[Brief] Repeat the records in full and exactly, omitting pictures.

[Material]
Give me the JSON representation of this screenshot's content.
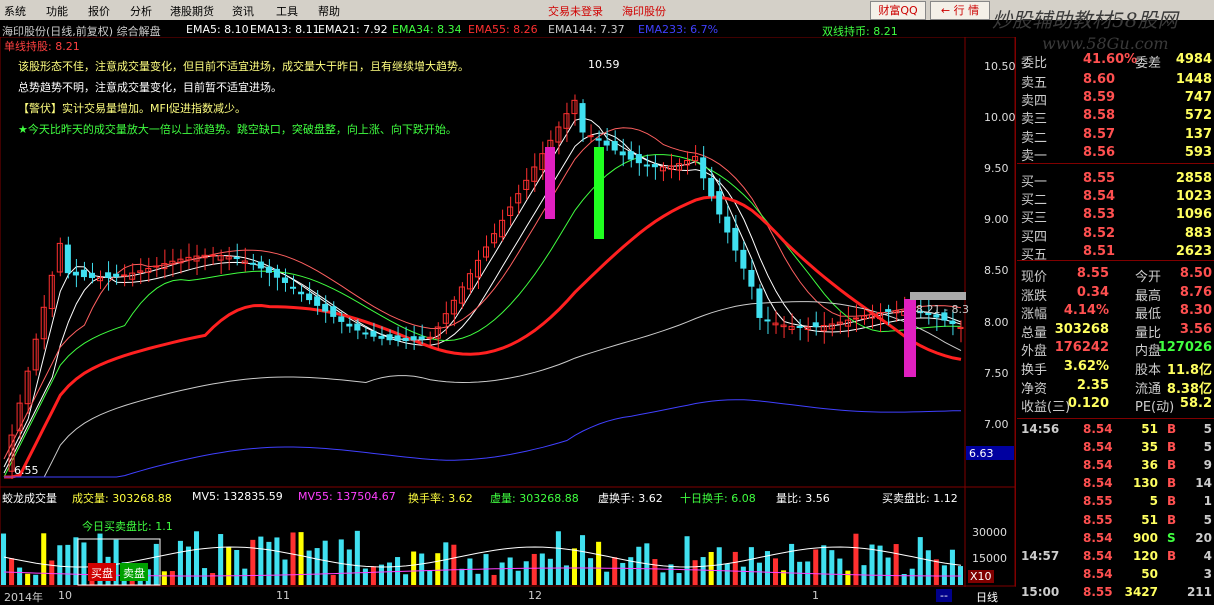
{
  "menu": [
    "系统",
    "功能",
    "报价",
    "分析",
    "港股期货",
    "资讯",
    "工具",
    "帮助"
  ],
  "alert_text": "交易未登录",
  "broker": "海印股份",
  "buttons": {
    "caifu": "财富QQ",
    "hangqing": "← 行 情"
  },
  "watermark": {
    "cn": "炒股辅助教材58股网",
    "url": "www.58Gu.com"
  },
  "chart_title": "海印股份(日线,前复权) 综合解盘",
  "ema": [
    {
      "label": "EMA5: 8.10",
      "color": "#ffffff"
    },
    {
      "label": "EMA13: 8.11",
      "color": "#ffffff"
    },
    {
      "label": "EMA21: 7.92",
      "color": "#ffffff"
    },
    {
      "label": "EMA34: 8.34",
      "color": "#40ff40"
    },
    {
      "label": "EMA55: 8.26",
      "color": "#ff3030"
    },
    {
      "label": "EMA144: 7.37",
      "color": "#cccccc"
    },
    {
      "label": "EMA233: 6.7%",
      "color": "#4040ff"
    }
  ],
  "right_indicator": "双线持币: 8.21",
  "left_indicator": "单线持股: 8.21",
  "signals": [
    {
      "text": "该股形态不佳，注意成交量变化，但目前不适宜进场，成交量大于昨日，且有继续增大趋势。",
      "color": "#ffff80"
    },
    {
      "text": "总势趋势不明，注意成交量变化，目前暂不适宜进场。",
      "color": "#ffffff"
    },
    {
      "text": "【警伏】实计交易量增加。MFI促进指数减少。",
      "color": "#ffff80"
    },
    {
      "text": "★今天比昨天的成交量放大一倍以上涨趋势。跳空缺口，突破盘整，向上涨、向下跌开始。",
      "color": "#40ff40"
    }
  ],
  "price_axis": [
    "10.50",
    "10.00",
    "9.50",
    "9.00",
    "8.50",
    "8.00",
    "7.50",
    "7.00"
  ],
  "price_marker": "6.63",
  "annotations": {
    "high": "10.59",
    "low": "6.55",
    "current": "8.21 - 8.3"
  },
  "vol_header": [
    {
      "label": "蛟龙成交量",
      "color": "#ffffff"
    },
    {
      "label": "成交量: 303268.88",
      "color": "#ffff40"
    },
    {
      "label": "MV5: 132835.59",
      "color": "#ffffff"
    },
    {
      "label": "MV55: 137504.67",
      "color": "#ff40ff"
    },
    {
      "label": "换手率: 3.62",
      "color": "#ffff40"
    },
    {
      "label": "虚量: 303268.88",
      "color": "#40ff40"
    },
    {
      "label": "虚换手: 3.62",
      "color": "#ffffff"
    },
    {
      "label": "十日换手: 6.08",
      "color": "#40ff40"
    },
    {
      "label": "量比: 3.56",
      "color": "#ffffff"
    },
    {
      "label": "买卖盘比: 1.12",
      "color": "#ffffff"
    }
  ],
  "vol_inner": {
    "ratio": "今日买卖盘比: 1.1",
    "buy": "买盘",
    "sell": "卖盘"
  },
  "vol_axis": [
    "30000",
    "15000"
  ],
  "vol_unit": "X10",
  "date_axis": [
    "2014年",
    "10",
    "11",
    "12",
    "1"
  ],
  "period": "日线",
  "quote": {
    "top_label": "委比",
    "top_val": "41.60%",
    "top_label2": "委差",
    "top_val2": "4984",
    "asks": [
      {
        "label": "卖五",
        "price": "8.60",
        "vol": "1448"
      },
      {
        "label": "卖四",
        "price": "8.59",
        "vol": "747"
      },
      {
        "label": "卖三",
        "price": "8.58",
        "vol": "572"
      },
      {
        "label": "卖二",
        "price": "8.57",
        "vol": "137"
      },
      {
        "label": "卖一",
        "price": "8.56",
        "vol": "593"
      }
    ],
    "bids": [
      {
        "label": "买一",
        "price": "8.55",
        "vol": "2858"
      },
      {
        "label": "买二",
        "price": "8.54",
        "vol": "1023"
      },
      {
        "label": "买三",
        "price": "8.53",
        "vol": "1096"
      },
      {
        "label": "买四",
        "price": "8.52",
        "vol": "883"
      },
      {
        "label": "买五",
        "price": "8.51",
        "vol": "2623"
      }
    ],
    "stats": [
      {
        "l1": "现价",
        "v1": "8.55",
        "l2": "今开",
        "v2": "8.50",
        "c1": "#ff5050",
        "c2": "#ff5050"
      },
      {
        "l1": "涨跌",
        "v1": "0.34",
        "l2": "最高",
        "v2": "8.76",
        "c1": "#ff5050",
        "c2": "#ff5050"
      },
      {
        "l1": "涨幅",
        "v1": "4.14%",
        "l2": "最低",
        "v2": "8.30",
        "c1": "#ff5050",
        "c2": "#ff5050"
      },
      {
        "l1": "总量",
        "v1": "303268",
        "l2": "量比",
        "v2": "3.56",
        "c1": "#ffff60",
        "c2": "#ff5050"
      },
      {
        "l1": "外盘",
        "v1": "176242",
        "l2": "内盘",
        "v2": "127026",
        "c1": "#ff5050",
        "c2": "#40ff40"
      },
      {
        "l1": "换手",
        "v1": "3.62%",
        "l2": "股本",
        "v2": "11.8亿",
        "c1": "#ffff60",
        "c2": "#ffff60"
      },
      {
        "l1": "净资",
        "v1": "2.35",
        "l2": "流通",
        "v2": "8.38亿",
        "c1": "#ffff60",
        "c2": "#ffff60"
      },
      {
        "l1": "收益(三)",
        "v1": "0.120",
        "l2": "PE(动)",
        "v2": "58.2",
        "c1": "#ffff60",
        "c2": "#ffff60"
      }
    ],
    "ticks": [
      {
        "time": "14:56",
        "price": "8.54",
        "vol": "51",
        "side": "B",
        "n": "5"
      },
      {
        "time": "",
        "price": "8.54",
        "vol": "35",
        "side": "B",
        "n": "5"
      },
      {
        "time": "",
        "price": "8.54",
        "vol": "36",
        "side": "B",
        "n": "9"
      },
      {
        "time": "",
        "price": "8.54",
        "vol": "130",
        "side": "B",
        "n": "14"
      },
      {
        "time": "",
        "price": "8.55",
        "vol": "5",
        "side": "B",
        "n": "1"
      },
      {
        "time": "",
        "price": "8.55",
        "vol": "51",
        "side": "B",
        "n": "5"
      },
      {
        "time": "",
        "price": "8.54",
        "vol": "900",
        "side": "S",
        "n": "20"
      },
      {
        "time": "14:57",
        "price": "8.54",
        "vol": "120",
        "side": "B",
        "n": "4"
      },
      {
        "time": "",
        "price": "8.54",
        "vol": "50",
        "side": "",
        "n": "3"
      },
      {
        "time": "15:00",
        "price": "8.55",
        "vol": "3427",
        "side": "",
        "n": "211"
      }
    ]
  }
}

[Written reply]
Give me the JSON representation of this screenshot's content.
{
  "menu": [
    "系统",
    "功能",
    "报价",
    "分析",
    "港股期货",
    "资讯",
    "工具",
    "帮助"
  ],
  "alert_text": "交易未登录",
  "broker": "海印股份",
  "buttons": {
    "caifu": "财富QQ",
    "hangqing": "← 行 情"
  },
  "watermark": {
    "cn": "炒股辅助教材58股网",
    "url": "www.58Gu.com"
  },
  "chart_title": "海印股份(日线,前复权) 综合解盘",
  "ema": [
    {
      "label": "EMA5: 8.10",
      "color": "#ffffff"
    },
    {
      "label": "EMA13: 8.11",
      "color": "#ffffff"
    },
    {
      "label": "EMA21: 7.92",
      "color": "#ffffff"
    },
    {
      "label": "EMA34: 8.34",
      "color": "#40ff40"
    },
    {
      "label": "EMA55: 8.26",
      "color": "#ff3030"
    },
    {
      "label": "EMA144: 7.37",
      "color": "#cccccc"
    },
    {
      "label": "EMA233: 6.7%",
      "color": "#4040ff"
    }
  ],
  "right_indicator": "双线持币: 8.21",
  "left_indicator": "单线持股: 8.21",
  "signals": [
    {
      "text": "该股形态不佳，注意成交量变化，但目前不适宜进场，成交量大于昨日，且有继续增大趋势。",
      "color": "#ffff80"
    },
    {
      "text": "总势趋势不明，注意成交量变化，目前暂不适宜进场。",
      "color": "#ffffff"
    },
    {
      "text": "【警伏】实计交易量增加。MFI促进指数减少。",
      "color": "#ffff80"
    },
    {
      "text": "★今天比昨天的成交量放大一倍以上涨趋势。跳空缺口，突破盘整，向上涨、向下跌开始。",
      "color": "#40ff40"
    }
  ],
  "price_axis": [
    "10.50",
    "10.00",
    "9.50",
    "9.00",
    "8.50",
    "8.00",
    "7.50",
    "7.00"
  ],
  "price_marker": "6.63",
  "annotations": {
    "high": "10.59",
    "low": "6.55",
    "current": "8.21 - 8.3"
  },
  "vol_header": [
    {
      "label": "蛟龙成交量",
      "color": "#ffffff"
    },
    {
      "label": "成交量: 303268.88",
      "color": "#ffff40"
    },
    {
      "label": "MV5: 132835.59",
      "color": "#ffffff"
    },
    {
      "label": "MV55: 137504.67",
      "color": "#ff40ff"
    },
    {
      "label": "换手率: 3.62",
      "color": "#ffff40"
    },
    {
      "label": "虚量: 303268.88",
      "color": "#40ff40"
    },
    {
      "label": "虚换手: 3.62",
      "color": "#ffffff"
    },
    {
      "label": "十日换手: 6.08",
      "color": "#40ff40"
    },
    {
      "label": "量比: 3.56",
      "color": "#ffffff"
    },
    {
      "label": "买卖盘比: 1.12",
      "color": "#ffffff"
    }
  ],
  "vol_inner": {
    "ratio": "今日买卖盘比: 1.1",
    "buy": "买盘",
    "sell": "卖盘"
  },
  "vol_axis": [
    "30000",
    "15000"
  ],
  "vol_unit": "X10",
  "date_axis": [
    "2014年",
    "10",
    "11",
    "12",
    "1"
  ],
  "period": "日线",
  "quote": {
    "top_label": "委比",
    "top_val": "41.60%",
    "top_label2": "委差",
    "top_val2": "4984",
    "asks": [
      {
        "label": "卖五",
        "price": "8.60",
        "vol": "1448"
      },
      {
        "label": "卖四",
        "price": "8.59",
        "vol": "747"
      },
      {
        "label": "卖三",
        "price": "8.58",
        "vol": "572"
      },
      {
        "label": "卖二",
        "price": "8.57",
        "vol": "137"
      },
      {
        "label": "卖一",
        "price": "8.56",
        "vol": "593"
      }
    ],
    "bids": [
      {
        "label": "买一",
        "price": "8.55",
        "vol": "2858"
      },
      {
        "label": "买二",
        "price": "8.54",
        "vol": "1023"
      },
      {
        "label": "买三",
        "price": "8.53",
        "vol": "1096"
      },
      {
        "label": "买四",
        "price": "8.52",
        "vol": "883"
      },
      {
        "label": "买五",
        "price": "8.51",
        "vol": "2623"
      }
    ],
    "stats": [
      {
        "l1": "现价",
        "v1": "8.55",
        "l2": "今开",
        "v2": "8.50",
        "c1": "#ff5050",
        "c2": "#ff5050"
      },
      {
        "l1": "涨跌",
        "v1": "0.34",
        "l2": "最高",
        "v2": "8.76",
        "c1": "#ff5050",
        "c2": "#ff5050"
      },
      {
        "l1": "涨幅",
        "v1": "4.14%",
        "l2": "最低",
        "v2": "8.30",
        "c1": "#ff5050",
        "c2": "#ff5050"
      },
      {
        "l1": "总量",
        "v1": "303268",
        "l2": "量比",
        "v2": "3.56",
        "c1": "#ffff60",
        "c2": "#ff5050"
      },
      {
        "l1": "外盘",
        "v1": "176242",
        "l2": "内盘",
        "v2": "127026",
        "c1": "#ff5050",
        "c2": "#40ff40"
      },
      {
        "l1": "换手",
        "v1": "3.62%",
        "l2": "股本",
        "v2": "11.8亿",
        "c1": "#ffff60",
        "c2": "#ffff60"
      },
      {
        "l1": "净资",
        "v1": "2.35",
        "l2": "流通",
        "v2": "8.38亿",
        "c1": "#ffff60",
        "c2": "#ffff60"
      },
      {
        "l1": "收益(三)",
        "v1": "0.120",
        "l2": "PE(动)",
        "v2": "58.2",
        "c1": "#ffff60",
        "c2": "#ffff60"
      }
    ],
    "ticks": [
      {
        "time": "14:56",
        "price": "8.54",
        "vol": "51",
        "side": "B",
        "n": "5"
      },
      {
        "time": "",
        "price": "8.54",
        "vol": "35",
        "side": "B",
        "n": "5"
      },
      {
        "time": "",
        "price": "8.54",
        "vol": "36",
        "side": "B",
        "n": "9"
      },
      {
        "time": "",
        "price": "8.54",
        "vol": "130",
        "side": "B",
        "n": "14"
      },
      {
        "time": "",
        "price": "8.55",
        "vol": "5",
        "side": "B",
        "n": "1"
      },
      {
        "time": "",
        "price": "8.55",
        "vol": "51",
        "side": "B",
        "n": "5"
      },
      {
        "time": "",
        "price": "8.54",
        "vol": "900",
        "side": "S",
        "n": "20"
      },
      {
        "time": "14:57",
        "price": "8.54",
        "vol": "120",
        "side": "B",
        "n": "4"
      },
      {
        "time": "",
        "price": "8.54",
        "vol": "50",
        "side": "",
        "n": "3"
      },
      {
        "time": "15:00",
        "price": "8.55",
        "vol": "3427",
        "side": "",
        "n": "211"
      }
    ]
  }
}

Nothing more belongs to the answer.